# Task directions:
Give back all the data exactly, line by line.

# Records for the task:
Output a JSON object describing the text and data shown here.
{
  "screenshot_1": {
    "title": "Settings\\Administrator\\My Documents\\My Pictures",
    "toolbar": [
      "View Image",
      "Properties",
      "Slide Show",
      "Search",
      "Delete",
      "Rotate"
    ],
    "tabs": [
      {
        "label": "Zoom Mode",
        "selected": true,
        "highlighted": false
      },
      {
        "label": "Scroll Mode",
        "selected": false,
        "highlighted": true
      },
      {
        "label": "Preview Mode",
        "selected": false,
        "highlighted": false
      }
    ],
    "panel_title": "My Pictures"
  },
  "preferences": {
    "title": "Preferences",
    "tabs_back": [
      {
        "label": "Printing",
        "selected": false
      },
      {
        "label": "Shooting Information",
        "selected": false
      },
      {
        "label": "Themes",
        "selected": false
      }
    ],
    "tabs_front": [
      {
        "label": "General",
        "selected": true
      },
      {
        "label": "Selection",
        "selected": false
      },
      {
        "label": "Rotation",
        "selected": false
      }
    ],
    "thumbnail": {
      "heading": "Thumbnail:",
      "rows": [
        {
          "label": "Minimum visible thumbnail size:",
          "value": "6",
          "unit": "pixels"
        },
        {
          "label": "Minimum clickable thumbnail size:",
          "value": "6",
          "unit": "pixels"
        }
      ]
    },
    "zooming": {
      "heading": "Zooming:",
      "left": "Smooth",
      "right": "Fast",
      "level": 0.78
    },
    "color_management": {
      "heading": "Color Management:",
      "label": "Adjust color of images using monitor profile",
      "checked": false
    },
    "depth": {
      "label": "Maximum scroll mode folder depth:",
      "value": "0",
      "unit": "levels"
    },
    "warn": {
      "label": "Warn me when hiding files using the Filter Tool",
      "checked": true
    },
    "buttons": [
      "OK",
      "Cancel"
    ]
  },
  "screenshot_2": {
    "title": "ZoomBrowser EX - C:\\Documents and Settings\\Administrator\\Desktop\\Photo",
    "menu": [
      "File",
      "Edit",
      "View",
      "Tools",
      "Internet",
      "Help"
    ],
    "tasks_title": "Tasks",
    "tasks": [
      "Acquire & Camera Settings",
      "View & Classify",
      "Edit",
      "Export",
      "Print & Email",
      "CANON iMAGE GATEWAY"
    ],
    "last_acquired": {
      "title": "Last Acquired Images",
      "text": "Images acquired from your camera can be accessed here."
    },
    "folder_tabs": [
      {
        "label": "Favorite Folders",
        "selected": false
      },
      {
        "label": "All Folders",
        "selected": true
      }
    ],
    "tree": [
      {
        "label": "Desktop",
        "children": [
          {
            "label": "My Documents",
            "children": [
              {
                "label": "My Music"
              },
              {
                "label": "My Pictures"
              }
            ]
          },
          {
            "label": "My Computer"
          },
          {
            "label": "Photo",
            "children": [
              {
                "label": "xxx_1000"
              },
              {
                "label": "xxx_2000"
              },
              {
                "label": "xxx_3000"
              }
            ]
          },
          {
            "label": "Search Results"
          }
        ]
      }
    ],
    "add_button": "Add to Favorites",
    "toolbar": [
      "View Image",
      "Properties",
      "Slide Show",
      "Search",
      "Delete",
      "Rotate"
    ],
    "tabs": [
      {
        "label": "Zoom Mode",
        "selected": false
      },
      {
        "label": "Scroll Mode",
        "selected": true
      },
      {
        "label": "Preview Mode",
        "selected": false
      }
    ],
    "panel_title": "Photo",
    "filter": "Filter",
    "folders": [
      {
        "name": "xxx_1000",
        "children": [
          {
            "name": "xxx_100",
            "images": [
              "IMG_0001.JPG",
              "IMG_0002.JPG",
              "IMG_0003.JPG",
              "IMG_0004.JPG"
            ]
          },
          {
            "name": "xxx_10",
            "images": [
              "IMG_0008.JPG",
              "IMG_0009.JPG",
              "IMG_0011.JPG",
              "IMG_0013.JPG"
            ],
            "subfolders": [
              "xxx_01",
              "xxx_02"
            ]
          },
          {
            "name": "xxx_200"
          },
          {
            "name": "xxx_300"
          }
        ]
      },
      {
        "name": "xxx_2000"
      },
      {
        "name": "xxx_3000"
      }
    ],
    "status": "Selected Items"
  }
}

# Finished exercise:
Output a JSON object describing the text and data shown here.
{
  "screenshot_1": {
    "title": "Settings\\Administrator\\My Documents\\My Pictures",
    "toolbar": [
      "View Image",
      "Properties",
      "Slide Show",
      "Search",
      "Delete",
      "Rotate"
    ],
    "tabs": [
      {
        "label": "Zoom Mode",
        "selected": true,
        "highlighted": false
      },
      {
        "label": "Scroll Mode",
        "selected": false,
        "highlighted": true
      },
      {
        "label": "Preview Mode",
        "selected": false,
        "highlighted": false
      }
    ],
    "panel_title": "My Pictures"
  },
  "preferences": {
    "title": "Preferences",
    "tabs_back": [
      {
        "label": "Printing",
        "selected": false
      },
      {
        "label": "Shooting Information",
        "selected": false
      },
      {
        "label": "Themes",
        "selected": false
      }
    ],
    "tabs_front": [
      {
        "label": "General",
        "selected": true
      },
      {
        "label": "Selection",
        "selected": false
      },
      {
        "label": "Rotation",
        "selected": false
      }
    ],
    "thumbnail": {
      "heading": "Thumbnail:",
      "rows": [
        {
          "label": "Minimum visible thumbnail size:",
          "value": "6",
          "unit": "pixels"
        },
        {
          "label": "Minimum clickable thumbnail size:",
          "value": "6",
          "unit": "pixels"
        }
      ]
    },
    "zooming": {
      "heading": "Zooming:",
      "left": "Smooth",
      "right": "Fast",
      "level": 0.78
    },
    "color_management": {
      "heading": "Color Management:",
      "label": "Adjust color of images using monitor profile",
      "checked": false
    },
    "depth": {
      "label": "Maximum scroll mode folder depth:",
      "value": "0",
      "unit": "levels"
    },
    "warn": {
      "label": "Warn me when hiding files using the Filter Tool",
      "checked": true
    },
    "buttons": [
      "OK",
      "Cancel"
    ]
  },
  "screenshot_2": {
    "title": "ZoomBrowser EX - C:\\Documents and Settings\\Administrator\\Desktop\\Photo",
    "menu": [
      "File",
      "Edit",
      "View",
      "Tools",
      "Internet",
      "Help"
    ],
    "tasks_title": "Tasks",
    "tasks": [
      "Acquire & Camera Settings",
      "View & Classify",
      "Edit",
      "Export",
      "Print & Email",
      "CANON iMAGE GATEWAY"
    ],
    "last_acquired": {
      "title": "Last Acquired Images",
      "text": "Images acquired from your camera can be accessed here."
    },
    "folder_tabs": [
      {
        "label": "Favorite Folders",
        "selected": false
      },
      {
        "label": "All Folders",
        "selected": true
      }
    ],
    "tree": [
      {
        "label": "Desktop",
        "children": [
          {
            "label": "My Documents",
            "children": [
              {
                "label": "My Music"
              },
              {
                "label": "My Pictures"
              }
            ]
          },
          {
            "label": "My Computer"
          },
          {
            "label": "Photo",
            "children": [
              {
                "label": "xxx_1000"
              },
              {
                "label": "xxx_2000"
              },
              {
                "label": "xxx_3000"
              }
            ]
          },
          {
            "label": "Search Results"
          }
        ]
      }
    ],
    "add_button": "Add to Favorites",
    "toolbar": [
      "View Image",
      "Properties",
      "Slide Show",
      "Search",
      "Delete",
      "Rotate"
    ],
    "tabs": [
      {
        "label": "Zoom Mode",
        "selected": false
      },
      {
        "label": "Scroll Mode",
        "selected": true
      },
      {
        "label": "Preview Mode",
        "selected": false
      }
    ],
    "panel_title": "Photo",
    "filter": "Filter",
    "folders": [
      {
        "name": "xxx_1000",
        "children": [
          {
            "name": "xxx_100",
            "images": [
              "IMG_0001.JPG",
              "IMG_0002.JPG",
              "IMG_0003.JPG",
              "IMG_0004.JPG"
            ]
          },
          {
            "name": "xxx_10",
            "images": [
              "IMG_0008.JPG",
              "IMG_0009.JPG",
              "IMG_0011.JPG",
              "IMG_0013.JPG"
            ],
            "subfolders": [
              "xxx_01",
              "xxx_02"
            ]
          },
          {
            "name": "xxx_200"
          },
          {
            "name": "xxx_300"
          }
        ]
      },
      {
        "name": "xxx_2000"
      },
      {
        "name": "xxx_3000"
      }
    ],
    "status": "Selected Items"
  }
}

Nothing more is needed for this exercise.